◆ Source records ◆
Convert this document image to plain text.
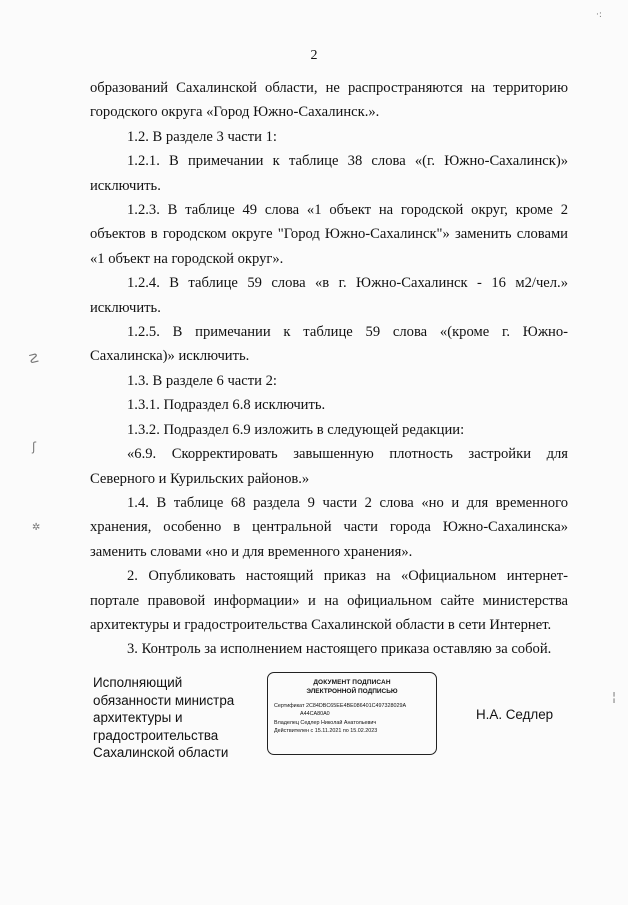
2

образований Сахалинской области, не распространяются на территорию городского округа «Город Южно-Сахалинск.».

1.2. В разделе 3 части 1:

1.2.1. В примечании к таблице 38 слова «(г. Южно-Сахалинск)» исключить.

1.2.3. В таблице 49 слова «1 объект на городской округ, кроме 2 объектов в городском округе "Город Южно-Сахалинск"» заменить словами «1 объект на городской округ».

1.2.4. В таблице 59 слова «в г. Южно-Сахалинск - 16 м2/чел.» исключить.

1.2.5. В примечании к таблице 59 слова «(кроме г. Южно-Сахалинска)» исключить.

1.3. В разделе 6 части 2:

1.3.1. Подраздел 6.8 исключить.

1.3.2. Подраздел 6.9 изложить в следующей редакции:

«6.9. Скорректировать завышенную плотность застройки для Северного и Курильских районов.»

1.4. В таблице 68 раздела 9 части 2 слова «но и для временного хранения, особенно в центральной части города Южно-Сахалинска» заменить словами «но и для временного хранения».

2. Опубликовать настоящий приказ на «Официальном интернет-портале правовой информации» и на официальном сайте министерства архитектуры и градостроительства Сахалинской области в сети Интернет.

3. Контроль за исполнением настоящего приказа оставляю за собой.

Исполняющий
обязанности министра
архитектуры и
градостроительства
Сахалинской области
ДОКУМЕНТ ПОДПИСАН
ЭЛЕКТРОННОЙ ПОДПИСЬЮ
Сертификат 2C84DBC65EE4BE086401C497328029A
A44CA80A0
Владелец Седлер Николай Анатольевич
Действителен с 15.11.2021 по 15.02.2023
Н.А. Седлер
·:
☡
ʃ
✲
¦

==

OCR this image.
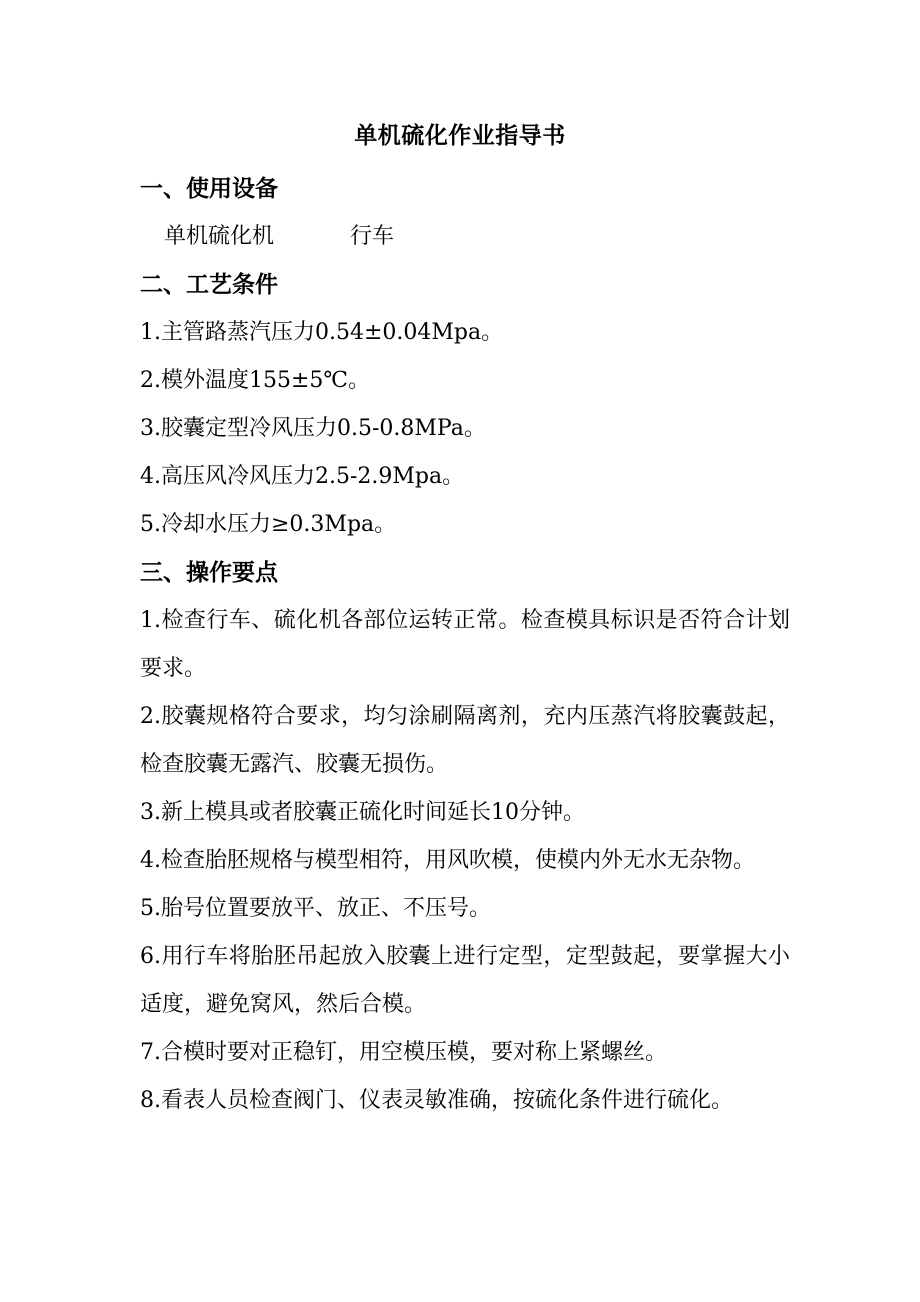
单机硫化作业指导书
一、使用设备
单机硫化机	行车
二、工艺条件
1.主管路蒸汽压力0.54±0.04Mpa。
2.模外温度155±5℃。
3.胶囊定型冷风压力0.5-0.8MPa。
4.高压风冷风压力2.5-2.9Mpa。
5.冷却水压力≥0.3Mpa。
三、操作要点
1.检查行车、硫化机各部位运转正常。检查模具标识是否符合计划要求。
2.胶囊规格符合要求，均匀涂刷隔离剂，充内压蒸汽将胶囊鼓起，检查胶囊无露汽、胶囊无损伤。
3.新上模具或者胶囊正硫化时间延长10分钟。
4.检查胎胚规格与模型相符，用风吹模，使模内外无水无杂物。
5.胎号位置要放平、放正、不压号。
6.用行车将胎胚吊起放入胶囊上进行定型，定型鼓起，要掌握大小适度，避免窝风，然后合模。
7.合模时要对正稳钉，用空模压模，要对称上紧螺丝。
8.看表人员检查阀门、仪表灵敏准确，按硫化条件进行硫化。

◆ What the task asks ◆
Say how many lines of the data include the word "градостроительства". Nothing other than the number should be given.

◆ Response ◆
2